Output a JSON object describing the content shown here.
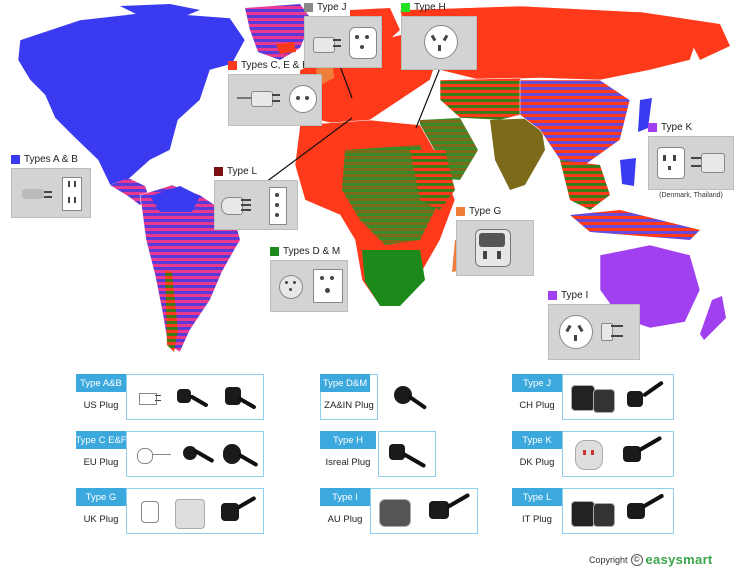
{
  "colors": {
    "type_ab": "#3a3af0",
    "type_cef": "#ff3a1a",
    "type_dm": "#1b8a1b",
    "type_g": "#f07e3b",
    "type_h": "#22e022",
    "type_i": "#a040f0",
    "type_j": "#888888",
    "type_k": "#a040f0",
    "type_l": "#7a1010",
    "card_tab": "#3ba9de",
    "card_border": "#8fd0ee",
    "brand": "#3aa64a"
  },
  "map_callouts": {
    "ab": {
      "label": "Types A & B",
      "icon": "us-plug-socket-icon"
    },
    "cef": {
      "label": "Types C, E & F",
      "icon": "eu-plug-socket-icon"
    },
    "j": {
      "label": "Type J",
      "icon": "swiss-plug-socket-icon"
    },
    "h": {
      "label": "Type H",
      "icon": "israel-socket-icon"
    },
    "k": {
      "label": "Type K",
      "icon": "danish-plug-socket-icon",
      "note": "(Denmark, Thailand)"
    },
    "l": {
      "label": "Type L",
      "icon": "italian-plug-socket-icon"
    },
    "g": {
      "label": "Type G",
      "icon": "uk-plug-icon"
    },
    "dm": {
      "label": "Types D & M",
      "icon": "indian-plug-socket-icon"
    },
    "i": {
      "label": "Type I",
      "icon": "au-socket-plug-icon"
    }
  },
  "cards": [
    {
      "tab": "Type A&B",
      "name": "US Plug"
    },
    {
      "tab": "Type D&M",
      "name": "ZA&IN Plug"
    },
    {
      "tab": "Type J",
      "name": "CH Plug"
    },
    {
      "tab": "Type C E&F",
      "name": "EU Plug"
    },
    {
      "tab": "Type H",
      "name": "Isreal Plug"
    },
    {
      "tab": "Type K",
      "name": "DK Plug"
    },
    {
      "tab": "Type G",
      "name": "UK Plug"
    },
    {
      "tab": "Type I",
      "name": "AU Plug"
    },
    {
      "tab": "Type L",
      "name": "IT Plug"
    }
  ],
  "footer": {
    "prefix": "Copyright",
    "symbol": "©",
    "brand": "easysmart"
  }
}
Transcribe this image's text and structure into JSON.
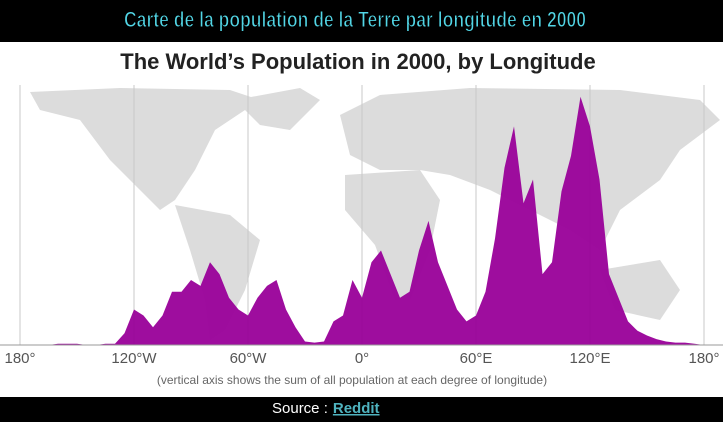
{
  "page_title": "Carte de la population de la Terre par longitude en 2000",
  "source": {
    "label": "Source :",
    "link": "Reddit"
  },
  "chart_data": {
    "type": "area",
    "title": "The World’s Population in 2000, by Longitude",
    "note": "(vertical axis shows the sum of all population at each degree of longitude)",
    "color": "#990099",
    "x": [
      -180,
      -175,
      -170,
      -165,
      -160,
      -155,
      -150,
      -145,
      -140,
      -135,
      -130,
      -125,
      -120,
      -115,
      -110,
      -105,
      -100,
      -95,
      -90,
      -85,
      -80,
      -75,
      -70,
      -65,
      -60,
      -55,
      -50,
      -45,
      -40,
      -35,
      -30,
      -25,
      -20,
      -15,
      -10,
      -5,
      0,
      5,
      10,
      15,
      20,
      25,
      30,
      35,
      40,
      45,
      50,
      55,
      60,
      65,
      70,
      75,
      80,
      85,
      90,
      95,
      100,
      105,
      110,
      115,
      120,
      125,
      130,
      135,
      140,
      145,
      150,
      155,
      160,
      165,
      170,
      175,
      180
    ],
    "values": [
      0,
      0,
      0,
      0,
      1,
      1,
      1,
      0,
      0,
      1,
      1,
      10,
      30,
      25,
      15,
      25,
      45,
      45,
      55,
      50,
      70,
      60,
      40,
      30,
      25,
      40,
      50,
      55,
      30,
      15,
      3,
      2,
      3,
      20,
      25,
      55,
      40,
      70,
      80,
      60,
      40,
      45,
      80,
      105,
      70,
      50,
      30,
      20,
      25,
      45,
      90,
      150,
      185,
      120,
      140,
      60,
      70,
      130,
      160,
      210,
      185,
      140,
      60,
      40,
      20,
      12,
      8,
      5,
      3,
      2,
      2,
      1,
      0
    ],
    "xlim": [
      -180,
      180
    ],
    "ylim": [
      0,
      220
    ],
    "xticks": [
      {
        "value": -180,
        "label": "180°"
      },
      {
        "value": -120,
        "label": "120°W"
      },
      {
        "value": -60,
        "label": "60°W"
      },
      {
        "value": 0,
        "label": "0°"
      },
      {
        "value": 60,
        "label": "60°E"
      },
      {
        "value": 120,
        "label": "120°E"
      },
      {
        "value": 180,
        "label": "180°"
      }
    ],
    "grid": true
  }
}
※
Task statement
List the lines of the material in which the word "socket" occurs.

Response to the task
      "icon": "us-plug-socket-icon"
      "icon": "eu-plug-socket-icon"
      "icon": "swiss-plug-socket-icon"
      "icon": "israel-socket-icon"
      "icon": "danish-plug-socket-icon",
      "icon": "italian-plug-socket-icon"
      "icon": "indian-plug-socket-icon"
      "icon": "au-socket-plug-icon"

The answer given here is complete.